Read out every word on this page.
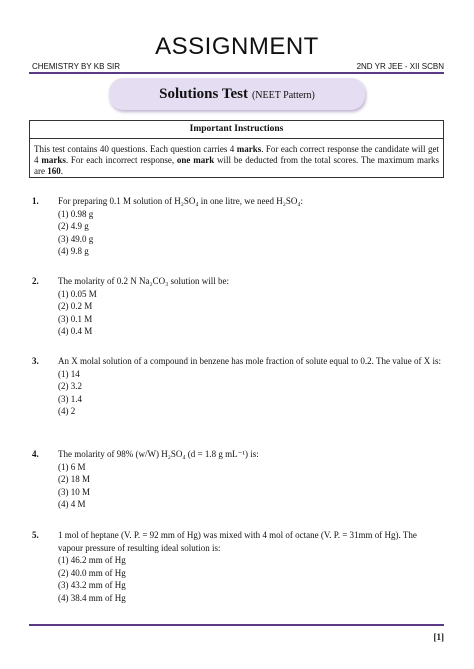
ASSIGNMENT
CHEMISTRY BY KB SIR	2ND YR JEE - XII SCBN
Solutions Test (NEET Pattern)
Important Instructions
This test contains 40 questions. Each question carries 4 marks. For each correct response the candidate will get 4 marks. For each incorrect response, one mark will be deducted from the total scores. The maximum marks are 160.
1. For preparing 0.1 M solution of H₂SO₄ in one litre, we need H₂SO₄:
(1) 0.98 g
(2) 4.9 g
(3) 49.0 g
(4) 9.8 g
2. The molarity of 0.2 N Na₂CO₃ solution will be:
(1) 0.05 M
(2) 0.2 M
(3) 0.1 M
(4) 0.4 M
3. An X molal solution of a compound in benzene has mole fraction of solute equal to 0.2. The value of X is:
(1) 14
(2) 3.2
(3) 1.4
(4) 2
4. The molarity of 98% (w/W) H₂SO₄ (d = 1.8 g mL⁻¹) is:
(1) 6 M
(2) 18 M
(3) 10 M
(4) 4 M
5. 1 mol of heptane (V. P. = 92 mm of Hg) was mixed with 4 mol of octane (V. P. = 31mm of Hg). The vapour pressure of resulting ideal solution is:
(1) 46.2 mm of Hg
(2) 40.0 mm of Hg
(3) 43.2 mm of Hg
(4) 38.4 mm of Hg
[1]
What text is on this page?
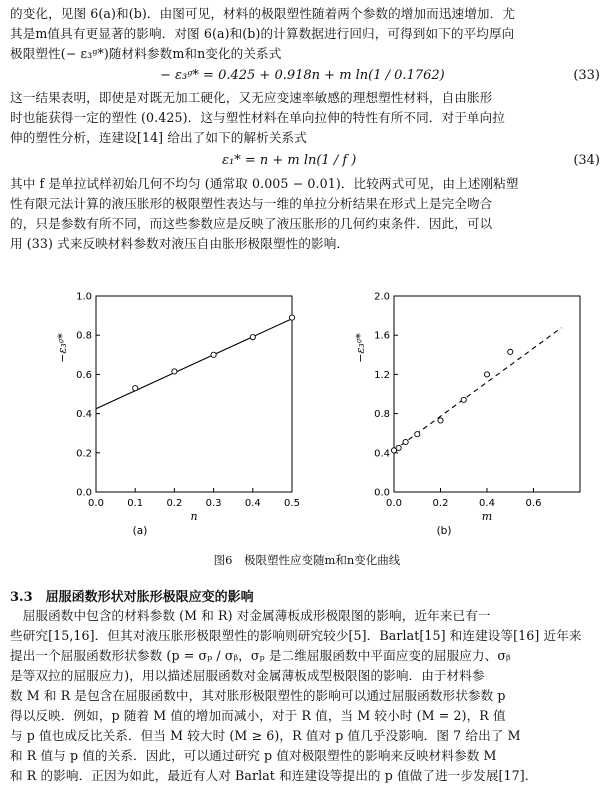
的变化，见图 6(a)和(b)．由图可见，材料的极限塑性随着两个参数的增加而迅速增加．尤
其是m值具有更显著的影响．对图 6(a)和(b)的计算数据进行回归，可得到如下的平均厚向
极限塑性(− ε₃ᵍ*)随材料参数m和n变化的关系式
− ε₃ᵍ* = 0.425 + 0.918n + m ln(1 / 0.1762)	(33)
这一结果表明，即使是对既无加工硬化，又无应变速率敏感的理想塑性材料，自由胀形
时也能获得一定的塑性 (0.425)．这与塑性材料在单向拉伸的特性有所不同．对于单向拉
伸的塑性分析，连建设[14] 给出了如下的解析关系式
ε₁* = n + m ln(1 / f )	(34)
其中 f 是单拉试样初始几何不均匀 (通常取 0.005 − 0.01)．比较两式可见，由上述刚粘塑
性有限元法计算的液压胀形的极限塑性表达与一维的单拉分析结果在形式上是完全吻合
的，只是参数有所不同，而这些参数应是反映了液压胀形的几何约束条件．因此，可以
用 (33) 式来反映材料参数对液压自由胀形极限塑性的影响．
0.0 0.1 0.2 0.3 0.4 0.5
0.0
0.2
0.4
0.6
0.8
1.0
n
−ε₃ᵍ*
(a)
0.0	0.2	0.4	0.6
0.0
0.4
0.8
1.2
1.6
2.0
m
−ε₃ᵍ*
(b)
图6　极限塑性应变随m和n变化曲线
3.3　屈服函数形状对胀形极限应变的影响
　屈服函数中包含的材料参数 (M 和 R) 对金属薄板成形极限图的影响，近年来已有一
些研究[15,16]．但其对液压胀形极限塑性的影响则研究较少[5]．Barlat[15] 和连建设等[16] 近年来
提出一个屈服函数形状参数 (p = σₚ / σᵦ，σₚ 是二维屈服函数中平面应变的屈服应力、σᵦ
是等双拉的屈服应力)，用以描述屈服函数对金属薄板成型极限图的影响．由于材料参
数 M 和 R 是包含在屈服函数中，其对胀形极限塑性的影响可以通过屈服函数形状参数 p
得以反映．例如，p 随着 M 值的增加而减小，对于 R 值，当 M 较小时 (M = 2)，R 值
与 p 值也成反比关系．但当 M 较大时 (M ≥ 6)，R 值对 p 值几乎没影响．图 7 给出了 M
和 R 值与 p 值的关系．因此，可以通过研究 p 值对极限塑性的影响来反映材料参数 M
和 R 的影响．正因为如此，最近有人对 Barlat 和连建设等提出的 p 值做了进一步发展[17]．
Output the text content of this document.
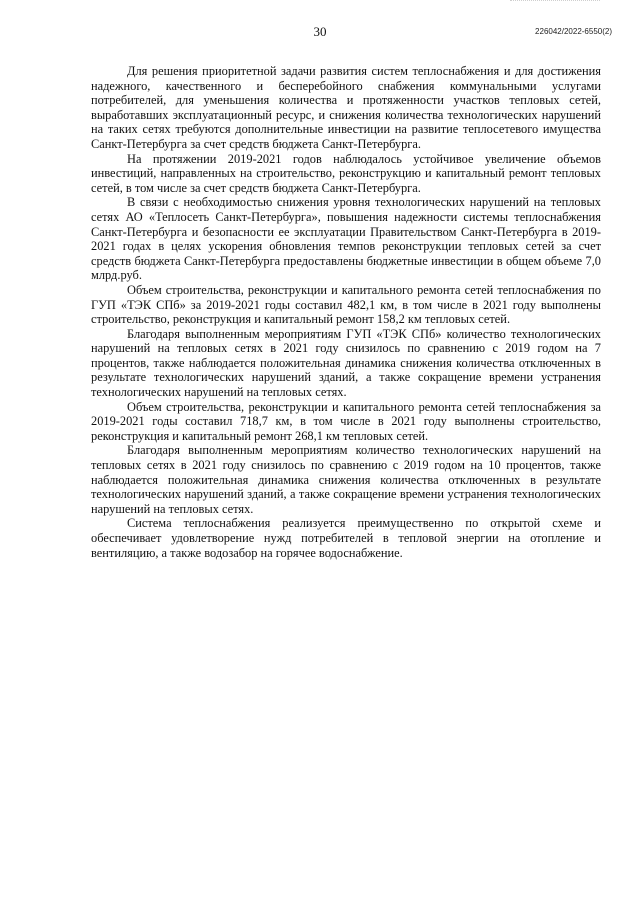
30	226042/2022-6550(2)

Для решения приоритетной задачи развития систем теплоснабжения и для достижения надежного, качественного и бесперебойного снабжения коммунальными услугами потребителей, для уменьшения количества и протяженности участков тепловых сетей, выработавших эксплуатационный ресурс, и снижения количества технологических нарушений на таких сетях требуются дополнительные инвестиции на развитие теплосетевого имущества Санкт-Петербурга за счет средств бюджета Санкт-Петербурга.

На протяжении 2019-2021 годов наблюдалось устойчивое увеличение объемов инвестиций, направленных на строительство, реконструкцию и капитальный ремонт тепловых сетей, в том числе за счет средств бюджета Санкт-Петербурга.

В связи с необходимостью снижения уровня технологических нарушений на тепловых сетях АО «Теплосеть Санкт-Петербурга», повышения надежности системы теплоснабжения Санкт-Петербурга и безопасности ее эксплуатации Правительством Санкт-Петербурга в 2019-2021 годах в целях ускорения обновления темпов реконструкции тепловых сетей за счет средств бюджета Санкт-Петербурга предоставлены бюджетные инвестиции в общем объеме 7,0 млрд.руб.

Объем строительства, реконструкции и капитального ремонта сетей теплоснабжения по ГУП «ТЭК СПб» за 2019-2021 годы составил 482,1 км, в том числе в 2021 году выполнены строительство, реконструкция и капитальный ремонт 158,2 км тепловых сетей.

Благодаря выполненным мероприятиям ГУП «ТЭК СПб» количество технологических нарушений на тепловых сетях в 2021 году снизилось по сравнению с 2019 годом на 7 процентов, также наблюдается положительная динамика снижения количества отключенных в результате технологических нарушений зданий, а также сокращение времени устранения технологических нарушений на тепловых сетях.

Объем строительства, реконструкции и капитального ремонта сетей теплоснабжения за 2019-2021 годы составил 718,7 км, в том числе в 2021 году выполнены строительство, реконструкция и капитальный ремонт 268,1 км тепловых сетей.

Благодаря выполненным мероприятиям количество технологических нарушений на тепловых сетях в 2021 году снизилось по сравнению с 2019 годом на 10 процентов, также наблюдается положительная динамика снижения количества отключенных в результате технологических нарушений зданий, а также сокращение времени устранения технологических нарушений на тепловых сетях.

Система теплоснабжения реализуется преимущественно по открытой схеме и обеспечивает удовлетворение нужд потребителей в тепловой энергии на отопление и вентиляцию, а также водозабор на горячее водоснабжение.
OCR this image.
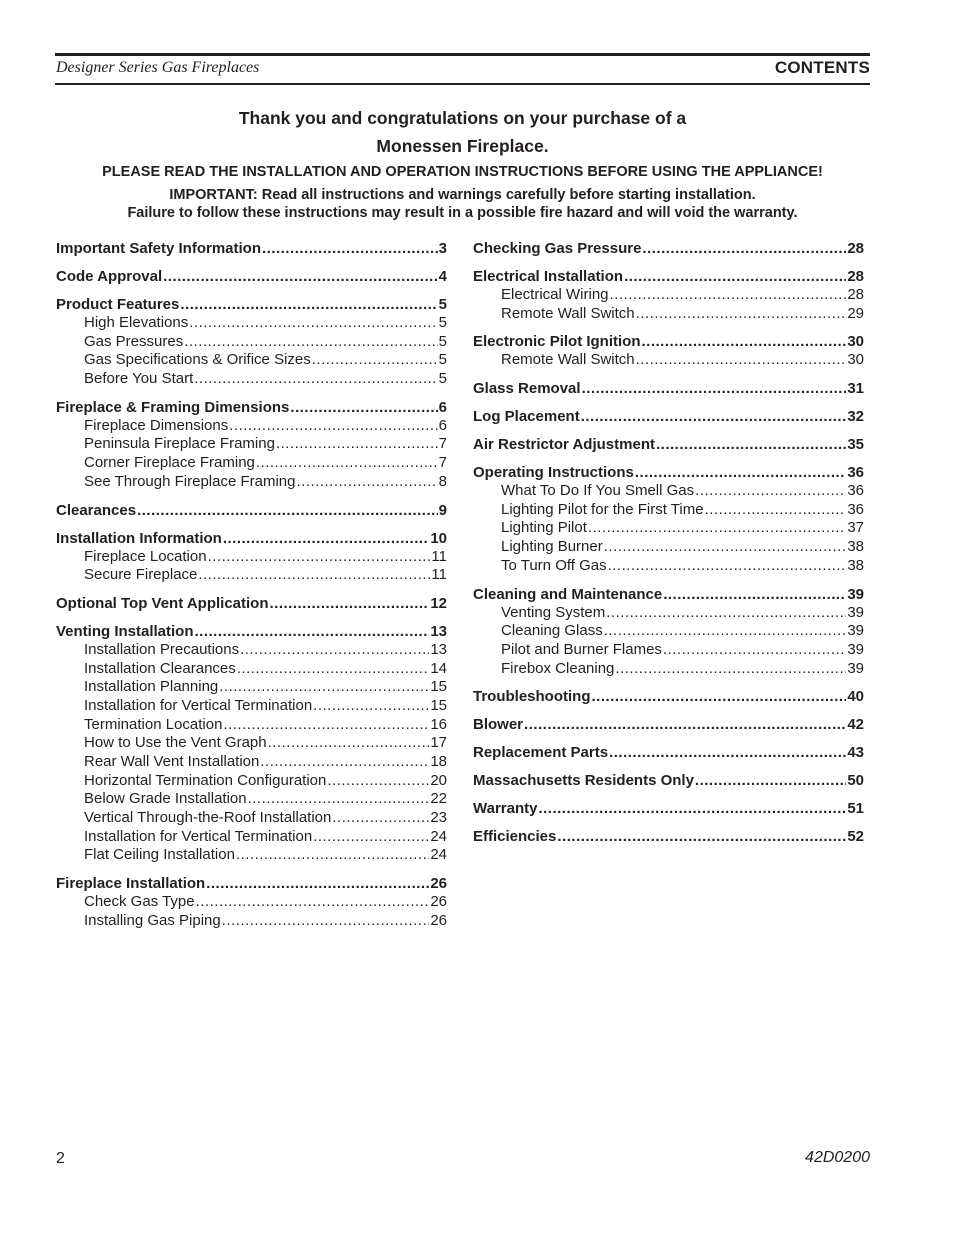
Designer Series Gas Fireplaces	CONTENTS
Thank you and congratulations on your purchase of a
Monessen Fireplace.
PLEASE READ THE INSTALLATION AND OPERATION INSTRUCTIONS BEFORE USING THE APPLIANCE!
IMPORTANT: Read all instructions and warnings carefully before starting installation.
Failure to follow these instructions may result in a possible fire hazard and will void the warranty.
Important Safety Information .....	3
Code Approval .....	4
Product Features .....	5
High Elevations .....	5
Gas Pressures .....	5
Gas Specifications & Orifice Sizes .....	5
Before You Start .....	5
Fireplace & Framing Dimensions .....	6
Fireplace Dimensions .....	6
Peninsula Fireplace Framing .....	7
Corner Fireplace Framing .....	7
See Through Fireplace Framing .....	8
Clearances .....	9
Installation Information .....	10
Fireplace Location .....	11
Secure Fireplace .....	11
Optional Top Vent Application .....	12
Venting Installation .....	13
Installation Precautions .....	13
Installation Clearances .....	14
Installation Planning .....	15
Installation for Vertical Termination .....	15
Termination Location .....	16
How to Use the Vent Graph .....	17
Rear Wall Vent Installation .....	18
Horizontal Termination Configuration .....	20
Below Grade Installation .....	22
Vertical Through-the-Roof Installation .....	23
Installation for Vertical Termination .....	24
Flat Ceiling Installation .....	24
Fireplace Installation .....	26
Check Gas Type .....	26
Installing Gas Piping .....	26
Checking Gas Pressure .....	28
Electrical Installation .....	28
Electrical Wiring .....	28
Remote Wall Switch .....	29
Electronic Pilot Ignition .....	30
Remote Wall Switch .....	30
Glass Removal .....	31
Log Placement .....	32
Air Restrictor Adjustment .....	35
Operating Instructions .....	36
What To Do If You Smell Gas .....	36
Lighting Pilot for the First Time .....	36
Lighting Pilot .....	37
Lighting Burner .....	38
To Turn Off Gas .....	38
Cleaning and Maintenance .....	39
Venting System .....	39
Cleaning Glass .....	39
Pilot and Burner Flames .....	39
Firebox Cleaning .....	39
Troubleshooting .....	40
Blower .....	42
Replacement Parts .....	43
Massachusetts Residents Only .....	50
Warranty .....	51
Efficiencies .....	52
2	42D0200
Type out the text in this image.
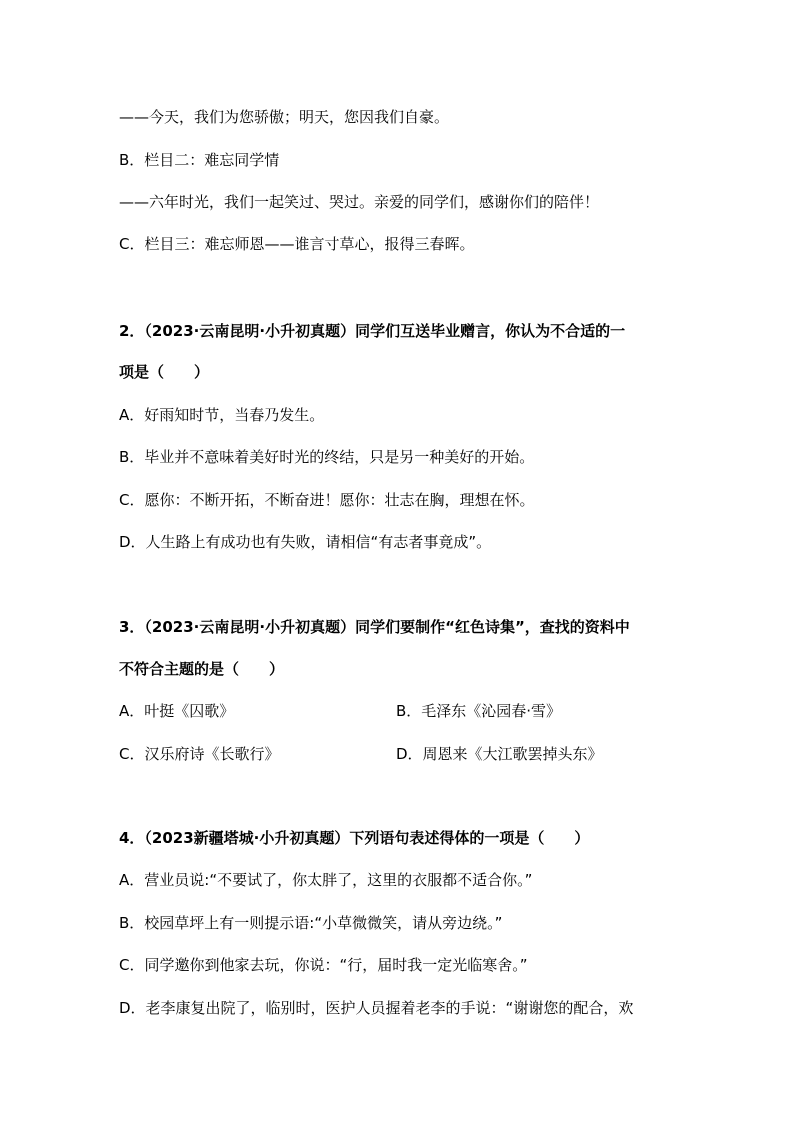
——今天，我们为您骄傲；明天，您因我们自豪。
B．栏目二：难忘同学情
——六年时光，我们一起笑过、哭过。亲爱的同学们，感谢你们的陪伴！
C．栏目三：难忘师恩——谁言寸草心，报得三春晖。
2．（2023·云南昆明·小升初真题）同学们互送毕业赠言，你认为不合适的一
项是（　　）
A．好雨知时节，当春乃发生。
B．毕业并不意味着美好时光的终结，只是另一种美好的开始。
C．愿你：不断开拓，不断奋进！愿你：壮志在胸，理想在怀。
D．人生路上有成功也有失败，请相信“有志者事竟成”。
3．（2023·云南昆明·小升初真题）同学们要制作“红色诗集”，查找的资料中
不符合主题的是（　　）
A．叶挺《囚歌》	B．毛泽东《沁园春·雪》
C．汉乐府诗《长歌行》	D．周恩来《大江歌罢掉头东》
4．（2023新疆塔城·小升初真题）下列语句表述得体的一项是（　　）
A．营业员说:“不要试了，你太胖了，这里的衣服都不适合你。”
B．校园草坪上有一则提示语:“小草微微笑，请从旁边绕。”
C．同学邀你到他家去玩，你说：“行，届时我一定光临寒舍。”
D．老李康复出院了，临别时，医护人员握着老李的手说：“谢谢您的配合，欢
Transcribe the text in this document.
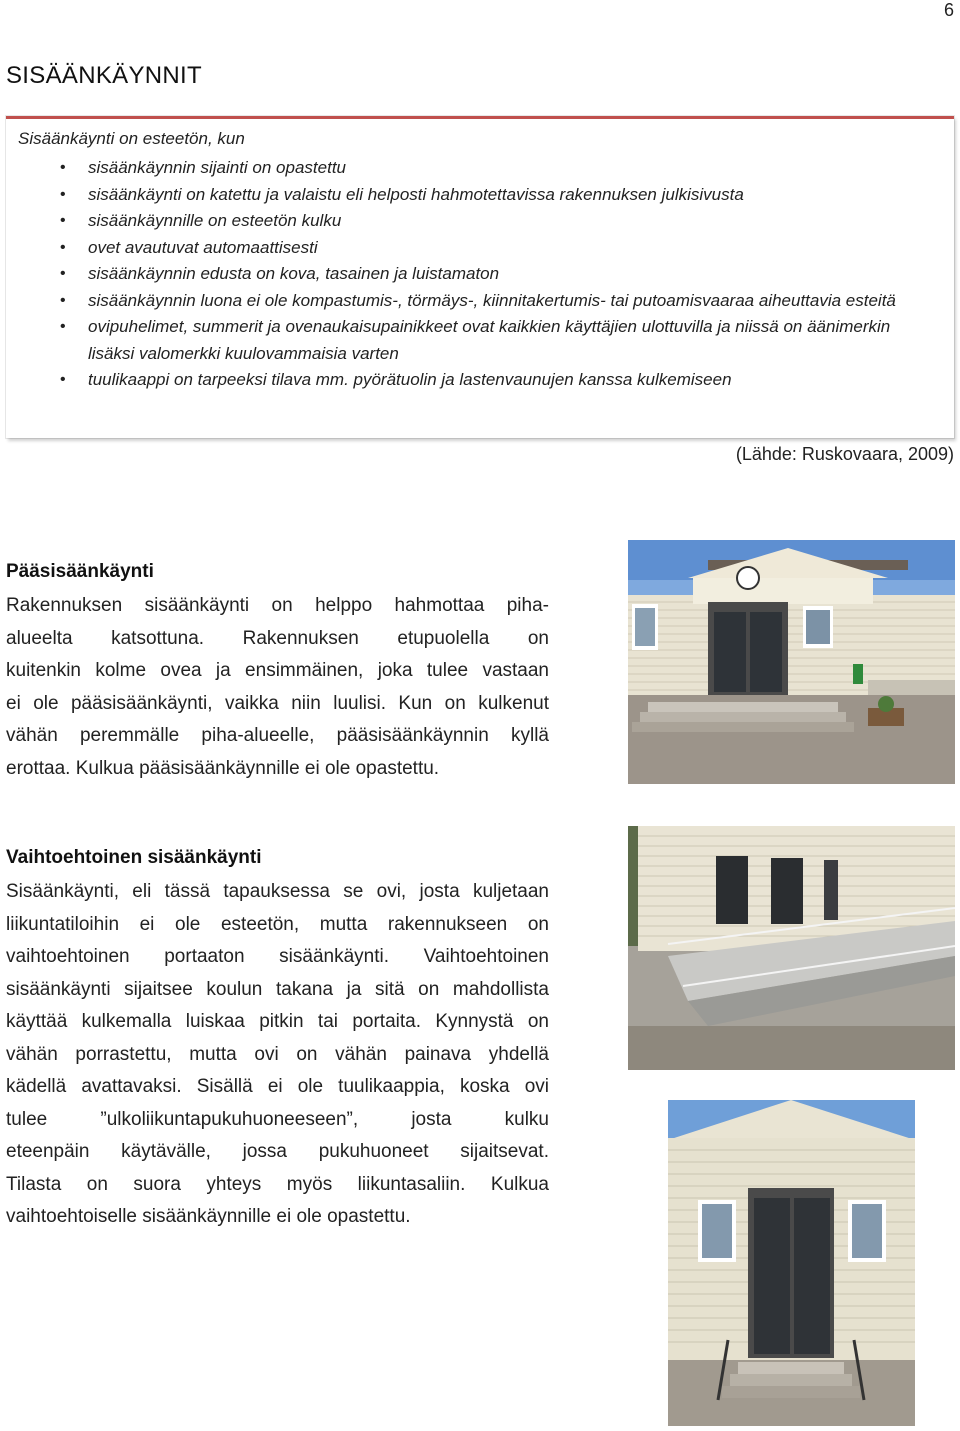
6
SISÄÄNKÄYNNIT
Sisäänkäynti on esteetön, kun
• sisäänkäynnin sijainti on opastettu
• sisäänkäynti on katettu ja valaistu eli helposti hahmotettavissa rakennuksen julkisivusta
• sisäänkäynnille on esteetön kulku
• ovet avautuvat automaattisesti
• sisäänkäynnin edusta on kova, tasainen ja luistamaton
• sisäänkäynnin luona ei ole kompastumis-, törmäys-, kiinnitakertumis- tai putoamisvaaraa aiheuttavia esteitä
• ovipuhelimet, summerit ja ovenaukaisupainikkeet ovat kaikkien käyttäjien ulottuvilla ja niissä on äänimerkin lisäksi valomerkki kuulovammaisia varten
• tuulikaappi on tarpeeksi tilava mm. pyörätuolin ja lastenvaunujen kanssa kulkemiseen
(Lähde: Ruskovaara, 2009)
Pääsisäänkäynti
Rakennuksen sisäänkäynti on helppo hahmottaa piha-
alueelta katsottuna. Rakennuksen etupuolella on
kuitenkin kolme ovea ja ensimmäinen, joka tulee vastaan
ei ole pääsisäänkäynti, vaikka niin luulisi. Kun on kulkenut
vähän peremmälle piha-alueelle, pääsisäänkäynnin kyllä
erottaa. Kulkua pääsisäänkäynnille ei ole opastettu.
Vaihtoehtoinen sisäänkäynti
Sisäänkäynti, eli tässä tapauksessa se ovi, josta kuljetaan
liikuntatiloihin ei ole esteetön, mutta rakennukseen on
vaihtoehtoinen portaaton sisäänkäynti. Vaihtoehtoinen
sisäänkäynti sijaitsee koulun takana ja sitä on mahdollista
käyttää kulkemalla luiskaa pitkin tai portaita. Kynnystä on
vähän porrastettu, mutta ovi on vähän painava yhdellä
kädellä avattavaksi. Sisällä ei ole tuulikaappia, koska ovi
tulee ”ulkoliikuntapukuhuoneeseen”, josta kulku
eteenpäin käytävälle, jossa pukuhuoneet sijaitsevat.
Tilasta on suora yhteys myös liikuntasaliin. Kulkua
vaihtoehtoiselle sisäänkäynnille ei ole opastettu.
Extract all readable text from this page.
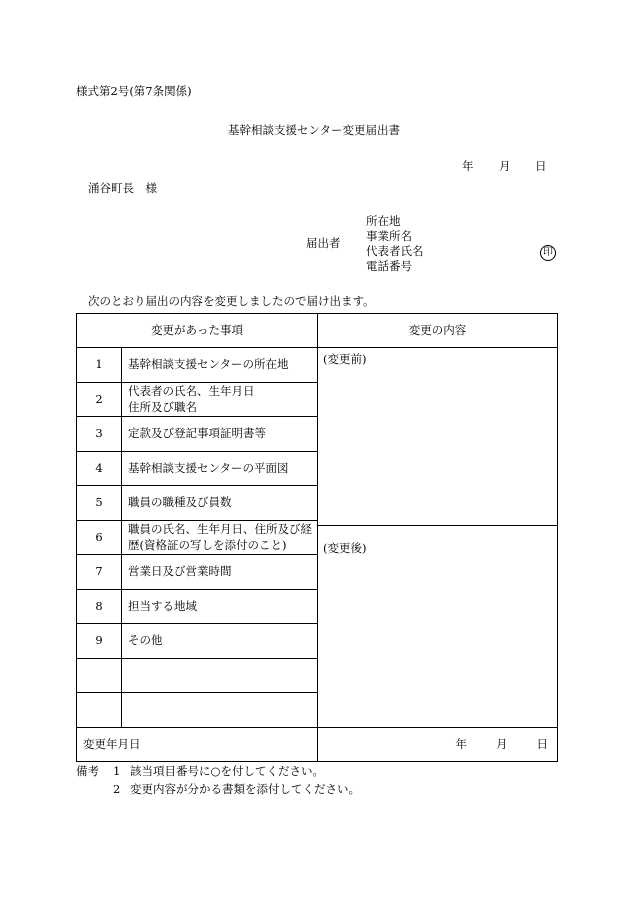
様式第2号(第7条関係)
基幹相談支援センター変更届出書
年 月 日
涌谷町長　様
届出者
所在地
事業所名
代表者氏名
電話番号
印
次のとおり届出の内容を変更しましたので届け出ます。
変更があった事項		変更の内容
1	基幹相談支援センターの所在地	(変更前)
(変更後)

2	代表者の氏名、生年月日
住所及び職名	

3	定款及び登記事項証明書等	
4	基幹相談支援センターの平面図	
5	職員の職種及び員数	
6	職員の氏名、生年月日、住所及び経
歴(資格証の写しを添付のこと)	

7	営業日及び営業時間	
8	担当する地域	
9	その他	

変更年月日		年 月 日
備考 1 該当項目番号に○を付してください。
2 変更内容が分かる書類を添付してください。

EXERCISE AIM |
In the entries above, find each line with the word "реконструкция" and copy it.

ANSWER FOR THIS EXERCISE |
Объем строительства, реконструкции и капитального ремонта сетей теплоснабжения по ГУП «ТЭК СПб» за 2019-2021 годы составил 482,1 км, в том числе в 2021 году выполнены строительство, реконструкция и капитальный ремонт 158,2 км тепловых сетей.
Объем строительства, реконструкции и капитального ремонта сетей теплоснабжения за 2019-2021 годы составил 718,7 км, в том числе в 2021 году выполнены строительство, реконструкция и капитальный ремонт 268,1 км тепловых сетей.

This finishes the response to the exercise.